DO THIS: In the material below, find each line holding the string "ylabel" and copy it.
— begin MATERIAL —
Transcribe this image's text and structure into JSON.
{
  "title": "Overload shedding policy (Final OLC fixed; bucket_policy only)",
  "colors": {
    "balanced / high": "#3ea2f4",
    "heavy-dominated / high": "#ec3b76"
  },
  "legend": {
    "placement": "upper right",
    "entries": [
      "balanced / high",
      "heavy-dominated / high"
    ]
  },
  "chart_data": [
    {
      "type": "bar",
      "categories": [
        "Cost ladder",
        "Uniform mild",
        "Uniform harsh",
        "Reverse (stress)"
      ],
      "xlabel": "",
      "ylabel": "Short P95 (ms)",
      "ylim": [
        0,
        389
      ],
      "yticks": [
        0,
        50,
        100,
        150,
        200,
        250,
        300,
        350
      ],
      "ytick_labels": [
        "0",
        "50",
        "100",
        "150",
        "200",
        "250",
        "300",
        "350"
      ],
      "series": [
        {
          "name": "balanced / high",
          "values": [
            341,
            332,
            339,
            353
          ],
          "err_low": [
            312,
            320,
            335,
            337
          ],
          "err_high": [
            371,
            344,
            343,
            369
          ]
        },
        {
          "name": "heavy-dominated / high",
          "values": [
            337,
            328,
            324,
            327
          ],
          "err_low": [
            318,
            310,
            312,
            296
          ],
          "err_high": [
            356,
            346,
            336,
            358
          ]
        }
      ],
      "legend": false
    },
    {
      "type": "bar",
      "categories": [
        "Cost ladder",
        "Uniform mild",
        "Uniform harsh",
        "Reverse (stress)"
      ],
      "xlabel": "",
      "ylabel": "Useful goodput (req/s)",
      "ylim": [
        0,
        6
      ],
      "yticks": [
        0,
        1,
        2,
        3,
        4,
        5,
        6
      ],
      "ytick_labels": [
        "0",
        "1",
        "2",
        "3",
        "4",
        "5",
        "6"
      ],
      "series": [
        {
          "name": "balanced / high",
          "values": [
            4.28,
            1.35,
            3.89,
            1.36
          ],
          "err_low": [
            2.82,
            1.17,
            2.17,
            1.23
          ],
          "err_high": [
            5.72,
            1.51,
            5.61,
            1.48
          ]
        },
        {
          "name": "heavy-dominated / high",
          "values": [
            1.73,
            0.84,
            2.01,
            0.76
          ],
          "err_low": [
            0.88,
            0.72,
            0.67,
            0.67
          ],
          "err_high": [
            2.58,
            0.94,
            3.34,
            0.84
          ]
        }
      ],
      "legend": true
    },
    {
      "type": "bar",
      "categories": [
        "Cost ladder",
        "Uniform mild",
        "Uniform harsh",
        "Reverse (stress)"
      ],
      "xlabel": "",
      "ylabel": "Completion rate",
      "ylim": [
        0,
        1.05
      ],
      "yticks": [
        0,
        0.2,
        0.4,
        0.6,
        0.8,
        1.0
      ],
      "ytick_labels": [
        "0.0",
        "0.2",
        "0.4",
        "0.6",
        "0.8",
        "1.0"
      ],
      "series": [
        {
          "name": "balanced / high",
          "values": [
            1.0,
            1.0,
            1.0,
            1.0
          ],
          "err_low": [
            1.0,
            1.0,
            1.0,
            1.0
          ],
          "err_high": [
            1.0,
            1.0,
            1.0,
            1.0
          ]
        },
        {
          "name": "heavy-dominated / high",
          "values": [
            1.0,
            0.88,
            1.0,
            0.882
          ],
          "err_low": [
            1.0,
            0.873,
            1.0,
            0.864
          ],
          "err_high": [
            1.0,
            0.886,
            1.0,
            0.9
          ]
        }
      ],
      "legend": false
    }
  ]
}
— end MATERIAL —
COMPLETE ANSWER:
      "ylabel": "Short P95 (ms)",
      "ylabel": "Useful goodput (req/s)",
      "ylabel": "Completion rate",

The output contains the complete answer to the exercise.